### Instructions for the task
Quote the lines below from the one containing "Read all visible content and emit it as JSON." to the final line, both ends included; exclude the pictures.

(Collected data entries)
--- Begin ---
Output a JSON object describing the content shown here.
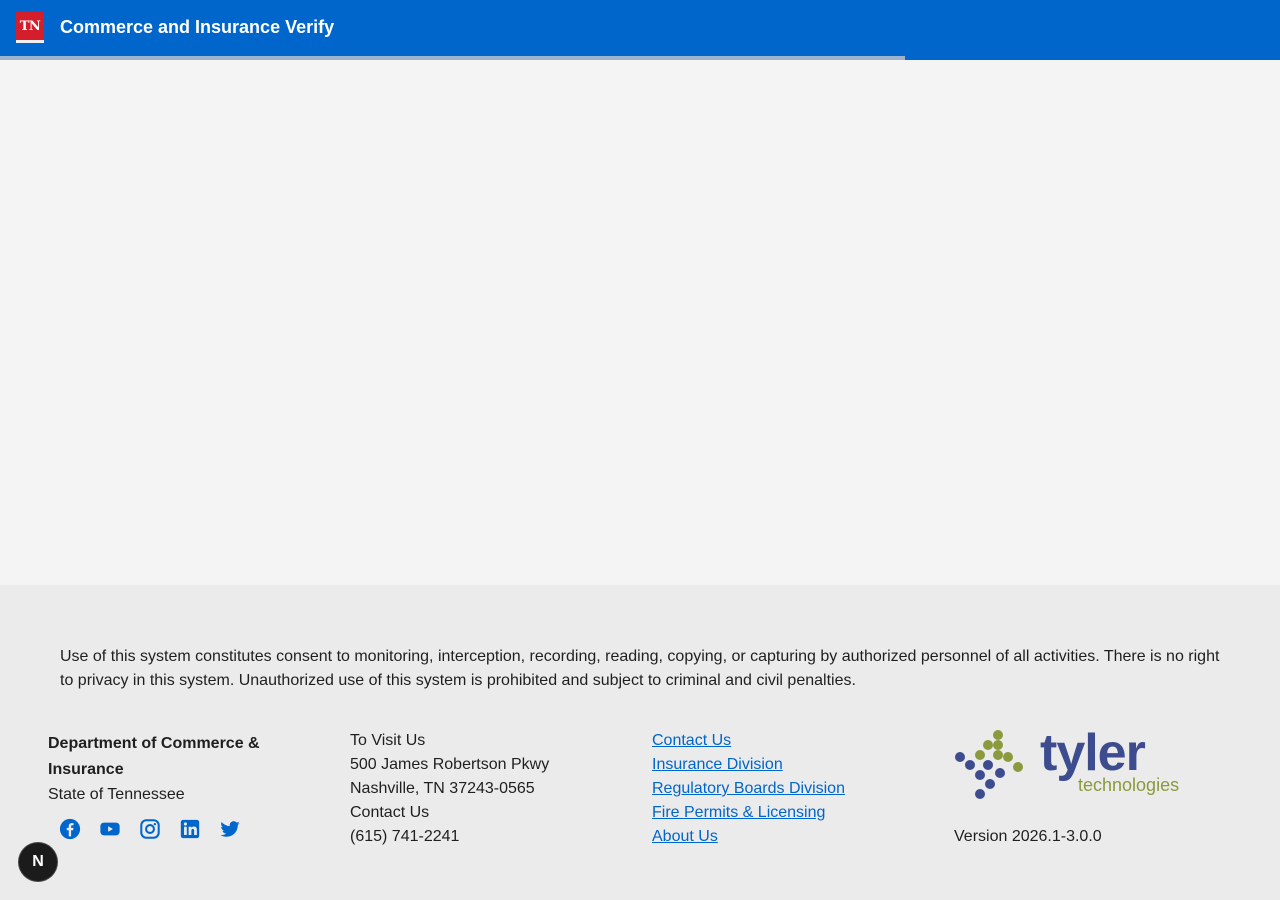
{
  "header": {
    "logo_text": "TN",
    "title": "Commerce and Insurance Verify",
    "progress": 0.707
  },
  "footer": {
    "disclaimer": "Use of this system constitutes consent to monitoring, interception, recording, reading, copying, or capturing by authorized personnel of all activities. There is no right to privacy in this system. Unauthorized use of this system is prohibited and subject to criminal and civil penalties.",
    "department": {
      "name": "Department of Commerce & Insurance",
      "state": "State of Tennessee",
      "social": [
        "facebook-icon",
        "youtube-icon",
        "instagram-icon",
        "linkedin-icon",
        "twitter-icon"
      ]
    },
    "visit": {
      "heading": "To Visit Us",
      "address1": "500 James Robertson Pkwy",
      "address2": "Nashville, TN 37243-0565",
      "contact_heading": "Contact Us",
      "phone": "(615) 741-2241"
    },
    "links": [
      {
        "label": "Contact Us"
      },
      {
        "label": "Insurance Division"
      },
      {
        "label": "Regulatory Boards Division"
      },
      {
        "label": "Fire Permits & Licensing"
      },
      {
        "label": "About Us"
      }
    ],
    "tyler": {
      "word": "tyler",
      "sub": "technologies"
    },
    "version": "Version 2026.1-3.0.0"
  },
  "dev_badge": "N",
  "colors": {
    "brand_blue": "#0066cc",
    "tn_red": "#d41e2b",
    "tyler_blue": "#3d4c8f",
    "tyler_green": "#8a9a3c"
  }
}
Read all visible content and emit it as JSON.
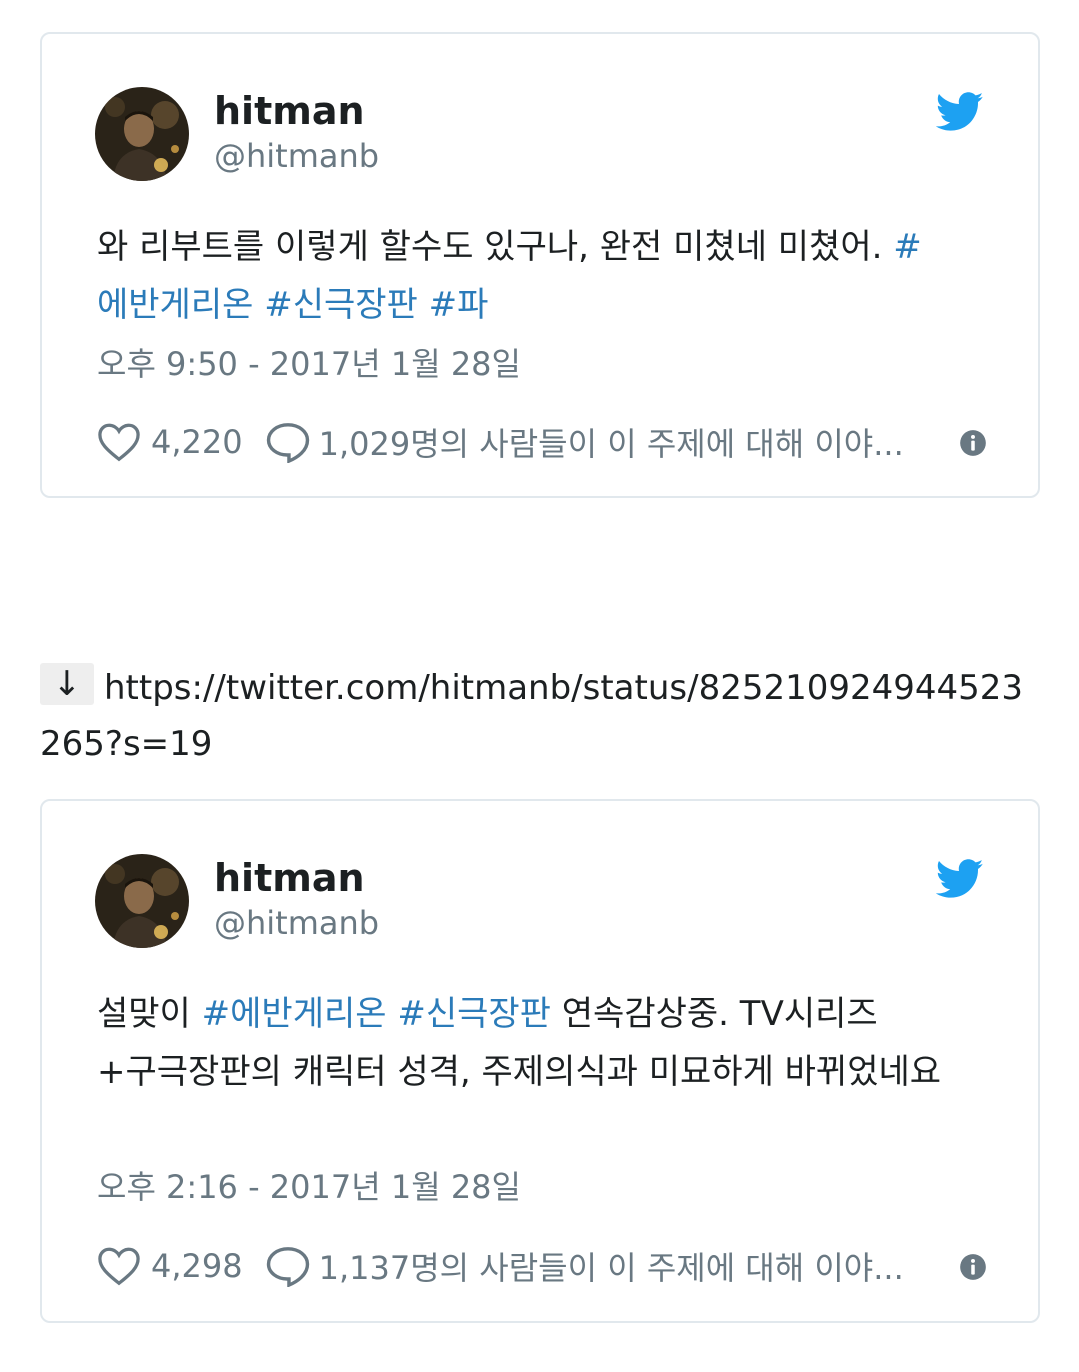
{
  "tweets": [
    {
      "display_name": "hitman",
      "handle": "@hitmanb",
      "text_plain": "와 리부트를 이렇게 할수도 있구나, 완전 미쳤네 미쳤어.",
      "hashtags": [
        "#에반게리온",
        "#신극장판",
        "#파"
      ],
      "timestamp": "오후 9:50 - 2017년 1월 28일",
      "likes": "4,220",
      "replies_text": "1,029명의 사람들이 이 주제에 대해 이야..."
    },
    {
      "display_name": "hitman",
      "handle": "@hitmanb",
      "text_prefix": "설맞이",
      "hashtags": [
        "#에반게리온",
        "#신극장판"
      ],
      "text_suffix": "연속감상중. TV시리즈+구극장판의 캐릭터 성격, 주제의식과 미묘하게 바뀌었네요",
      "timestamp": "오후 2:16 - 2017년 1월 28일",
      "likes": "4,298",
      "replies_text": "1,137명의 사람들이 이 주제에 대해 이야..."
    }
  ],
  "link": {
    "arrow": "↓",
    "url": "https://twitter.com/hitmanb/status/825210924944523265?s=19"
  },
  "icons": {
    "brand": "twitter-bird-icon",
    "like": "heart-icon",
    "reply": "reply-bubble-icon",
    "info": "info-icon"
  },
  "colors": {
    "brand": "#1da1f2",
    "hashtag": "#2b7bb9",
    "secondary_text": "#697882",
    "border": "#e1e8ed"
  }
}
--- End ---
### In response
Read all visible content and emit it as JSON.
{
  "tweets": [
    {
      "display_name": "hitman",
      "handle": "@hitmanb",
      "text_plain": "와 리부트를 이렇게 할수도 있구나, 완전 미쳤네 미쳤어.",
      "hashtags": [
        "#에반게리온",
        "#신극장판",
        "#파"
      ],
      "timestamp": "오후 9:50 - 2017년 1월 28일",
      "likes": "4,220",
      "replies_text": "1,029명의 사람들이 이 주제에 대해 이야..."
    },
    {
      "display_name": "hitman",
      "handle": "@hitmanb",
      "text_prefix": "설맞이",
      "hashtags": [
        "#에반게리온",
        "#신극장판"
      ],
      "text_suffix": "연속감상중. TV시리즈+구극장판의 캐릭터 성격, 주제의식과 미묘하게 바뀌었네요",
      "timestamp": "오후 2:16 - 2017년 1월 28일",
      "likes": "4,298",
      "replies_text": "1,137명의 사람들이 이 주제에 대해 이야..."
    }
  ],
  "link": {
    "arrow": "↓",
    "url": "https://twitter.com/hitmanb/status/825210924944523265?s=19"
  },
  "icons": {
    "brand": "twitter-bird-icon",
    "like": "heart-icon",
    "reply": "reply-bubble-icon",
    "info": "info-icon"
  },
  "colors": {
    "brand": "#1da1f2",
    "hashtag": "#2b7bb9",
    "secondary_text": "#697882",
    "border": "#e1e8ed"
  }
}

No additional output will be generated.